Excerpts from a dataset:
------------------------------------------------

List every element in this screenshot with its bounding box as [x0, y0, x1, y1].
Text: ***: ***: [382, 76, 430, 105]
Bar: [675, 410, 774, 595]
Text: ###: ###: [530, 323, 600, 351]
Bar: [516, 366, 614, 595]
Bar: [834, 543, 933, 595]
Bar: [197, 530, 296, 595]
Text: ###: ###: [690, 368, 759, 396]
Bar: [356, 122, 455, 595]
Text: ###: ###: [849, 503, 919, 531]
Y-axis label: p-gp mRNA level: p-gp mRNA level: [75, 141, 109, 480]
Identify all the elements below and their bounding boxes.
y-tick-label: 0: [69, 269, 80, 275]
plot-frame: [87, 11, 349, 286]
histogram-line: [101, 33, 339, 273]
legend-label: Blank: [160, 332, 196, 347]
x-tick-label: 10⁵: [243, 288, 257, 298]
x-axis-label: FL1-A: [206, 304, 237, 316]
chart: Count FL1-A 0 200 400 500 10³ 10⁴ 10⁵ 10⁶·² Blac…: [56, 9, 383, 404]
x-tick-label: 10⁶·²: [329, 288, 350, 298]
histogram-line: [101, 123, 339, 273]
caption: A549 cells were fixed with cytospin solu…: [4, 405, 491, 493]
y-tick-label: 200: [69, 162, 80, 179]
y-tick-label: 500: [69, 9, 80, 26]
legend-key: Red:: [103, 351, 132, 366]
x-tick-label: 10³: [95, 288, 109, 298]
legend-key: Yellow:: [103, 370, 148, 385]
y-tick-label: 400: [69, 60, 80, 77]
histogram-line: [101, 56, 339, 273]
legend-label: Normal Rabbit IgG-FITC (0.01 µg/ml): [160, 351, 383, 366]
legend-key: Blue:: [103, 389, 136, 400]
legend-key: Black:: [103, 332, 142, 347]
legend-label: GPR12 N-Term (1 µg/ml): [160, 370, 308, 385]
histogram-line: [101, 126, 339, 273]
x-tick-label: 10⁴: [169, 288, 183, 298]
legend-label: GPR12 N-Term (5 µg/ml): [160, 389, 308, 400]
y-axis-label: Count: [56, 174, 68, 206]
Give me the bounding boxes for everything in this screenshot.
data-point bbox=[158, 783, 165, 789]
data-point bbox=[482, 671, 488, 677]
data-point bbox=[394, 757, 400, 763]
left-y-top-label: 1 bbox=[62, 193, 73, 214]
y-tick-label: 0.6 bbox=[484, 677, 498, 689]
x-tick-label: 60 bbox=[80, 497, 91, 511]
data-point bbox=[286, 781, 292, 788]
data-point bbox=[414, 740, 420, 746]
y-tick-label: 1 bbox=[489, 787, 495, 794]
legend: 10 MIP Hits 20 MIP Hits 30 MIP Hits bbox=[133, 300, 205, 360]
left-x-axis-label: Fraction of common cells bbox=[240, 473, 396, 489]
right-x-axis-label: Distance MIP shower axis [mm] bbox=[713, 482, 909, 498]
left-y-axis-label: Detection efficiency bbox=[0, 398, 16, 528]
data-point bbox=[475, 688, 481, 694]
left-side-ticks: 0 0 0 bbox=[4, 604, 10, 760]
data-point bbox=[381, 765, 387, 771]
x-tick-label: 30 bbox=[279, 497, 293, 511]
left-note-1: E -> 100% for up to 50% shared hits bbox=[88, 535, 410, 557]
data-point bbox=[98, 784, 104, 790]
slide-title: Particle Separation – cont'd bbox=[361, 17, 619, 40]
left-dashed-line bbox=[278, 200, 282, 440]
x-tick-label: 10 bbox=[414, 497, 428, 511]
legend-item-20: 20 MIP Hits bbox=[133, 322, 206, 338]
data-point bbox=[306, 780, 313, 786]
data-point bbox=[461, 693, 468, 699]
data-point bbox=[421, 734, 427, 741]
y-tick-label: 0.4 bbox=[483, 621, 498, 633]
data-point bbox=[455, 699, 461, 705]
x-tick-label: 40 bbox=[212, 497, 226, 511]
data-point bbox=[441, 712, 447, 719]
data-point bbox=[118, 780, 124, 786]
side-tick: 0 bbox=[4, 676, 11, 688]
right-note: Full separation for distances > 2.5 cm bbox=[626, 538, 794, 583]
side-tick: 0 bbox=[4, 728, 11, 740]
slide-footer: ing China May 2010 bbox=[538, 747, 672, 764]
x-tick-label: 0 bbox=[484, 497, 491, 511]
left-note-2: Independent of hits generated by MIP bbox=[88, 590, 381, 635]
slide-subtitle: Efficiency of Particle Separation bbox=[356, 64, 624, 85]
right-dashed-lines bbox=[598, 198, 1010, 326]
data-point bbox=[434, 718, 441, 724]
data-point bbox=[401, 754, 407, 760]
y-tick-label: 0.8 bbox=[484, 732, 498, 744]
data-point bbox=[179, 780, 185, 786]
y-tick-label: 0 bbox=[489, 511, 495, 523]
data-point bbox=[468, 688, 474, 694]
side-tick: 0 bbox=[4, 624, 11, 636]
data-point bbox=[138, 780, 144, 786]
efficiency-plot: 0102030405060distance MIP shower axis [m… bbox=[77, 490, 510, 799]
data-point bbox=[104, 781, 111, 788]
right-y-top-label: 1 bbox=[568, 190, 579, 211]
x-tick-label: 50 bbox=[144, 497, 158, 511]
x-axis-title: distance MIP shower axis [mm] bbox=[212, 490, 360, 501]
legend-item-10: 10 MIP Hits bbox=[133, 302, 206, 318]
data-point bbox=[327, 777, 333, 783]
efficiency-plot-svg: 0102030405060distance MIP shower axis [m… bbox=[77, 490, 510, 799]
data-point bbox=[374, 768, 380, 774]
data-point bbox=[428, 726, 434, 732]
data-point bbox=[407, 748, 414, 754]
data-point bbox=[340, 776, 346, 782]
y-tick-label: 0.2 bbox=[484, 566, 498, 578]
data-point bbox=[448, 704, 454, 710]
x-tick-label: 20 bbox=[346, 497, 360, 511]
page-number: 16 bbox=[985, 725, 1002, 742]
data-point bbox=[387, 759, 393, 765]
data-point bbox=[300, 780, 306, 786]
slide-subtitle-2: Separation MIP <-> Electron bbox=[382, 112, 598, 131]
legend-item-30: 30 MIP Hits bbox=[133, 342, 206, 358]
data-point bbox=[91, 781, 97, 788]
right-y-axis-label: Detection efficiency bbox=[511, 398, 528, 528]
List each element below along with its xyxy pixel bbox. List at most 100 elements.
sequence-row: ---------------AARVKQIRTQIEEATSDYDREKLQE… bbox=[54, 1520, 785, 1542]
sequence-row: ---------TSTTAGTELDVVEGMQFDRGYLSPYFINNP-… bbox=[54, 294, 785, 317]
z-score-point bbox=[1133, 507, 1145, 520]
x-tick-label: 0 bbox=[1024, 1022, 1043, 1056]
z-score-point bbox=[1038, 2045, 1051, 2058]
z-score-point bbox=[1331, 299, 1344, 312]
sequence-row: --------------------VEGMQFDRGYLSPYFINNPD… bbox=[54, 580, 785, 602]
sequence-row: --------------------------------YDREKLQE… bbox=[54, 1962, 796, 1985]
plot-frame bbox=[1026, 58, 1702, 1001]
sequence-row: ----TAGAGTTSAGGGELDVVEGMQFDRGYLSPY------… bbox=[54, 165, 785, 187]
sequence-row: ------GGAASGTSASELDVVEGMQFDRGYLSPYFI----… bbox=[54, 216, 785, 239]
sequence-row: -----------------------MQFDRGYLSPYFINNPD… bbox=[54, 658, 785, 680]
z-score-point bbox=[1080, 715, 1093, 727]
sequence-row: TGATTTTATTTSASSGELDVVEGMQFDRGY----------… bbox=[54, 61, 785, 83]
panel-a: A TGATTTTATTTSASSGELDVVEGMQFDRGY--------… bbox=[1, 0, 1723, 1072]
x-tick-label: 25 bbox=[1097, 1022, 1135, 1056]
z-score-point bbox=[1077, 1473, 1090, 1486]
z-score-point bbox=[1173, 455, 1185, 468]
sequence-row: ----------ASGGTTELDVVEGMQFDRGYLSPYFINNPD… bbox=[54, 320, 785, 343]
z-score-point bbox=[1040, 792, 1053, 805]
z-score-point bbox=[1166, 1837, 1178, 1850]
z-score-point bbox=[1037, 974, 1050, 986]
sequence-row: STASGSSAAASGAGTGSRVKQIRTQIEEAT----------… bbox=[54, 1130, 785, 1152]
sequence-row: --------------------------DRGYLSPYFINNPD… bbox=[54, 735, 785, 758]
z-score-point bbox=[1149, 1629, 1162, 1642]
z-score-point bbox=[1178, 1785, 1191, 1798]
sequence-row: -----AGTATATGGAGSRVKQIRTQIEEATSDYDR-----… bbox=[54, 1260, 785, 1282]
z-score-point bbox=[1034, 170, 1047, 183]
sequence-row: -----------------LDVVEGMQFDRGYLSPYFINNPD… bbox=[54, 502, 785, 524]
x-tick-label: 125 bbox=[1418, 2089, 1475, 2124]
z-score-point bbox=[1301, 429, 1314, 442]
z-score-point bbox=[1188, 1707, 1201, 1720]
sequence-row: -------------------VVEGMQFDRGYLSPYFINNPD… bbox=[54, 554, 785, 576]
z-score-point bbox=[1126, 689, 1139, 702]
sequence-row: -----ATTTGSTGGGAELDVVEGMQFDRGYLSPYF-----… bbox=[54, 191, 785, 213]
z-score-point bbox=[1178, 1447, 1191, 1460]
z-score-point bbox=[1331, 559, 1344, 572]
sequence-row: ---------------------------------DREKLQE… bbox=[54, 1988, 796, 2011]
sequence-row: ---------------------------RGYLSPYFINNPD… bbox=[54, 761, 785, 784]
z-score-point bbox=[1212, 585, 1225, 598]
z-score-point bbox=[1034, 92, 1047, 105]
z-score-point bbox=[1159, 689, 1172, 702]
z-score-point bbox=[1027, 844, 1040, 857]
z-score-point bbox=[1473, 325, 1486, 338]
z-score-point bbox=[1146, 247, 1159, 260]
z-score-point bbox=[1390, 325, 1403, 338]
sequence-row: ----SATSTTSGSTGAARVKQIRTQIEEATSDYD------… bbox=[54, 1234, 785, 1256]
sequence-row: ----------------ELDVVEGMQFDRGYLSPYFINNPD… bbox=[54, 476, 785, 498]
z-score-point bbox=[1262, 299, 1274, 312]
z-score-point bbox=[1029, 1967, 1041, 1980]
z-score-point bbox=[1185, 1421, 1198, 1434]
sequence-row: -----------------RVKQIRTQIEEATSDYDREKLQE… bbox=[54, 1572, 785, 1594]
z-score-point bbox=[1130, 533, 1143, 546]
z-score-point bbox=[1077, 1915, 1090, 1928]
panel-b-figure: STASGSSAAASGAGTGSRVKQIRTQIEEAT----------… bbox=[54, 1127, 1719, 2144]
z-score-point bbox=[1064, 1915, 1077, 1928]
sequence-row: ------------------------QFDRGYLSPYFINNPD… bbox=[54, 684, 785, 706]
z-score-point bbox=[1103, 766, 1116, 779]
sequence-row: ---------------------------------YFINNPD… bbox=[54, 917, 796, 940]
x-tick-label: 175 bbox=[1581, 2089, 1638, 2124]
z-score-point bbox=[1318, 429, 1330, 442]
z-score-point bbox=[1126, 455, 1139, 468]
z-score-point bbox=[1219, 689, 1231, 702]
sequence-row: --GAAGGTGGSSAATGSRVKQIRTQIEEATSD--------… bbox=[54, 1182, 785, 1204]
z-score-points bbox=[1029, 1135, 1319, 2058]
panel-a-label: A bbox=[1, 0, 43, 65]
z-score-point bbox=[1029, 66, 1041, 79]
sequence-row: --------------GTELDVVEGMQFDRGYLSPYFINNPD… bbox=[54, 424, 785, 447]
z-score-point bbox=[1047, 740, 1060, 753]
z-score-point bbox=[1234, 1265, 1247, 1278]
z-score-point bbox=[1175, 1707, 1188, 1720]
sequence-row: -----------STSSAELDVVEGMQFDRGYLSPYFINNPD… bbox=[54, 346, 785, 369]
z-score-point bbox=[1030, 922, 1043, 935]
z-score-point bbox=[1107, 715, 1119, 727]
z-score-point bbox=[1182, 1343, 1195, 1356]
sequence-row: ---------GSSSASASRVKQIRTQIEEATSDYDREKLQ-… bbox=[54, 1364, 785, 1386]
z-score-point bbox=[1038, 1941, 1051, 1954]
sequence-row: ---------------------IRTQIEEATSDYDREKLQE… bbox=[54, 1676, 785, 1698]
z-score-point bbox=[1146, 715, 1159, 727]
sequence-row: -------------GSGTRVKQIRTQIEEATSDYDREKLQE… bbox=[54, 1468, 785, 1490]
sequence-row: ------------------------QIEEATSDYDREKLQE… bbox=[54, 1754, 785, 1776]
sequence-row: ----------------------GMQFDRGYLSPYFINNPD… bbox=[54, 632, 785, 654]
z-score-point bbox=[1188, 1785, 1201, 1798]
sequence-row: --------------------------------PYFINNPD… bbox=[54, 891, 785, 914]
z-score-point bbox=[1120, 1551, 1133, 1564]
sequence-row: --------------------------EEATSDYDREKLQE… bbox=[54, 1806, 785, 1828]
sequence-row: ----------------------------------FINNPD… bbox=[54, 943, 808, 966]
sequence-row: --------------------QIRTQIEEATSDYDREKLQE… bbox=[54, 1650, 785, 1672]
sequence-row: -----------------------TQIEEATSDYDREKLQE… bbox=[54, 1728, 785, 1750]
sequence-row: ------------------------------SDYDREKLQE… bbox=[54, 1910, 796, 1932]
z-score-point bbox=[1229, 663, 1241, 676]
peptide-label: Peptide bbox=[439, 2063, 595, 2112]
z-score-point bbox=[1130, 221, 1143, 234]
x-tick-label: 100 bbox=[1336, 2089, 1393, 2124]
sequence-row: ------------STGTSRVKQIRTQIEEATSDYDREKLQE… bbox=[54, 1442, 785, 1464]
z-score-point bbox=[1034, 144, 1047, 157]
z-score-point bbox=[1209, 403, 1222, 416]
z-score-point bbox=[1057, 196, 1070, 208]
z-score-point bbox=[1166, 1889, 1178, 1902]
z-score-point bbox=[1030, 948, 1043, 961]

------------------------------------------------

EXERCISE OBJECTIVE:
Search the data above for the string "side" and report each line that holds it.

RESPONSE:
left-side-ticks: 0 0 0 bbox=[4, 604, 10, 760]
side-tick: 0 bbox=[4, 676, 11, 688]
side-tick: 0 bbox=[4, 728, 11, 740]
side-tick: 0 bbox=[4, 624, 11, 636]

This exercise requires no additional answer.